| Your objective |
Give the number of lines in the data that hold the word "міне", and nothing else.

| Records provided |

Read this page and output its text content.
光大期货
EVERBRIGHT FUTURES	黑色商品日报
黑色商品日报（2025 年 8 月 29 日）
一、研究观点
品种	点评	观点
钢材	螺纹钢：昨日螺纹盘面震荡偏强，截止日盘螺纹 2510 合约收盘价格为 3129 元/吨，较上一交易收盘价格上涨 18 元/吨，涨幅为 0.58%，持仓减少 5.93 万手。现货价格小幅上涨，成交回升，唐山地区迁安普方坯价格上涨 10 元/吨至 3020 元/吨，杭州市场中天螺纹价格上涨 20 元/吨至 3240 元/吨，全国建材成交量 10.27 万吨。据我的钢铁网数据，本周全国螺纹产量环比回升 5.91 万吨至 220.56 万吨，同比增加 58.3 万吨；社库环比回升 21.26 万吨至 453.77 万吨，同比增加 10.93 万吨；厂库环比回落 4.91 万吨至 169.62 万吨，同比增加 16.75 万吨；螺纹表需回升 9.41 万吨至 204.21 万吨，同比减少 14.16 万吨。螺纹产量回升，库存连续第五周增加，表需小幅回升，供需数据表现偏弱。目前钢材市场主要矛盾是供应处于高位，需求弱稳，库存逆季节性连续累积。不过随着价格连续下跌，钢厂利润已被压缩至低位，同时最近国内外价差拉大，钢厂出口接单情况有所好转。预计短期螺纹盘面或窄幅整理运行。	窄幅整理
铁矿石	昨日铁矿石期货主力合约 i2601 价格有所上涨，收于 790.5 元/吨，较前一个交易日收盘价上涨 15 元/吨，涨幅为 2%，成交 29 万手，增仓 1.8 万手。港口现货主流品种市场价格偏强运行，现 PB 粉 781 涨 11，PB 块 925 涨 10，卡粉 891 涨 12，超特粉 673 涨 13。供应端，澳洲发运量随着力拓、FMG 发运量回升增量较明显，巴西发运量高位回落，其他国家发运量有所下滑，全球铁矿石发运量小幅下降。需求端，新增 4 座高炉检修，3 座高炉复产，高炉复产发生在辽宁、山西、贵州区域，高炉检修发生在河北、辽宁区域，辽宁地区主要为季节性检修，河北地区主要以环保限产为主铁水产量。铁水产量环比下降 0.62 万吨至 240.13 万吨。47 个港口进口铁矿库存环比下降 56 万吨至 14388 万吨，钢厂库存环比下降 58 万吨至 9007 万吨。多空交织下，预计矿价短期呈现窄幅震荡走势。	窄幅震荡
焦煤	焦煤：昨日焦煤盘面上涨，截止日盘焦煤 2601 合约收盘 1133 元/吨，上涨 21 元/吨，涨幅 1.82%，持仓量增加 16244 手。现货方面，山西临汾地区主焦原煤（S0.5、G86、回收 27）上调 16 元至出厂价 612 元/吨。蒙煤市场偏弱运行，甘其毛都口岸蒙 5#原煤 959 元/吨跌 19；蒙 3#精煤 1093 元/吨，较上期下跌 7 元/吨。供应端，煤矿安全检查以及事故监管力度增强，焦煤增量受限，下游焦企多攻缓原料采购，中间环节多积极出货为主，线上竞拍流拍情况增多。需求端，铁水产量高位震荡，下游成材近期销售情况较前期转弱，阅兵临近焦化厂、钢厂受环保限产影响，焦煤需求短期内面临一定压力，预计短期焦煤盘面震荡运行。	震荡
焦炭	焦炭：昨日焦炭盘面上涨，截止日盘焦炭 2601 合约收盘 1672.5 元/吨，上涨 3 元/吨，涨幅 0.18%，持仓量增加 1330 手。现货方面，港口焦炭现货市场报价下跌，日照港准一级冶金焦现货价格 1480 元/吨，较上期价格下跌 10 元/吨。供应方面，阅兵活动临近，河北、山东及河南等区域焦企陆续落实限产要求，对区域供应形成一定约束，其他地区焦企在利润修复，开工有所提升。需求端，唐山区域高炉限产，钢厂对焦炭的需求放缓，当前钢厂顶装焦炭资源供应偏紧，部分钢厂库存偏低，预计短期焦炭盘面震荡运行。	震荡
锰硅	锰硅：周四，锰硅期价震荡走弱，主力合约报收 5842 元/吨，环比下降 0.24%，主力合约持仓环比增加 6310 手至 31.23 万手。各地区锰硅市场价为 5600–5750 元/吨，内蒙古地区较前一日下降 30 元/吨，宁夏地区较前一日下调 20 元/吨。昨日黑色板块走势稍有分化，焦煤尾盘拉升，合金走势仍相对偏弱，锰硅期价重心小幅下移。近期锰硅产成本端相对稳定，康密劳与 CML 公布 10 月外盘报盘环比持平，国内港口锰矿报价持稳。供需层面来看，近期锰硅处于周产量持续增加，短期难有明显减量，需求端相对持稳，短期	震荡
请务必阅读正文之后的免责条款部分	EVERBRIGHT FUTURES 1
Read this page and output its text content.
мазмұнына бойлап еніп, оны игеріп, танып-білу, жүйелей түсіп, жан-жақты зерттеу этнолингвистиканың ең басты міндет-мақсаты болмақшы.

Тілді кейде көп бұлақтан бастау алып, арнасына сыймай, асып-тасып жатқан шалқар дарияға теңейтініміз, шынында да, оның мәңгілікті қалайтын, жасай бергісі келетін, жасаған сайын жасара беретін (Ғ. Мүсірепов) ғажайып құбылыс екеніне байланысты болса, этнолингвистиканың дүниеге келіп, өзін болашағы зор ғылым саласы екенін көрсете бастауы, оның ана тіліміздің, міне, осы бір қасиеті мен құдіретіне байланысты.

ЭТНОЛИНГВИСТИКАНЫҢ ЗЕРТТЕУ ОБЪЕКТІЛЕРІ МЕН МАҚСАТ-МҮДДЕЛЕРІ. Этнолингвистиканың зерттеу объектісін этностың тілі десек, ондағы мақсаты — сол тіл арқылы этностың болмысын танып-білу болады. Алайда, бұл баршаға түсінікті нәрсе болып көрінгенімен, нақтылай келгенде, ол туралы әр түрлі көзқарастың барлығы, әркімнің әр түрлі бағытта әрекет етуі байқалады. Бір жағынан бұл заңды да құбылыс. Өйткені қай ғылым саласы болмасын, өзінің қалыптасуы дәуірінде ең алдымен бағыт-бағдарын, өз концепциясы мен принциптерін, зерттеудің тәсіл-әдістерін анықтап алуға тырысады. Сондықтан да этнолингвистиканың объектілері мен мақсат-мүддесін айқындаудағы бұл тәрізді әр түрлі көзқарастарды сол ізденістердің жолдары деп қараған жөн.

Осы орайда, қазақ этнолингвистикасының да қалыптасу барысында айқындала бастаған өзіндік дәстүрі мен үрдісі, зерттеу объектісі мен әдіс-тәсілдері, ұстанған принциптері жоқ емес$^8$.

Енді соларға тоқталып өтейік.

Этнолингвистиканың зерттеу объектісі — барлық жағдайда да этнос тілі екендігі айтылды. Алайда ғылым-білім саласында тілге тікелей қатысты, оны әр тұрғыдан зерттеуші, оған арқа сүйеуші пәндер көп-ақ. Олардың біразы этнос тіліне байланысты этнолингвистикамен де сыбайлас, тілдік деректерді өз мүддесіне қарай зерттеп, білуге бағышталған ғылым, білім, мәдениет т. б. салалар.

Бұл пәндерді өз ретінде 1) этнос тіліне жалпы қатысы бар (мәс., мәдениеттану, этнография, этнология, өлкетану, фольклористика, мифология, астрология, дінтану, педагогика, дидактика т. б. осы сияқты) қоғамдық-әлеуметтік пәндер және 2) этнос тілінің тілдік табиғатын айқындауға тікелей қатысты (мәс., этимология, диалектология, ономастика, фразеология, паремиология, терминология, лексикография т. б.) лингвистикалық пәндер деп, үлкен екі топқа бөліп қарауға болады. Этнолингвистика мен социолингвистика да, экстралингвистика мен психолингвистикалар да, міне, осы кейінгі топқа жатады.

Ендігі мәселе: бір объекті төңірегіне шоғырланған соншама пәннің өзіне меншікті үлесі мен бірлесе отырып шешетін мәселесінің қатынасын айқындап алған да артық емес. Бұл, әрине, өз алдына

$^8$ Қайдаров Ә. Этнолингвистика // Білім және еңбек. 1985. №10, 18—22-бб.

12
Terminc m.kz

| Solution to the exercise |
2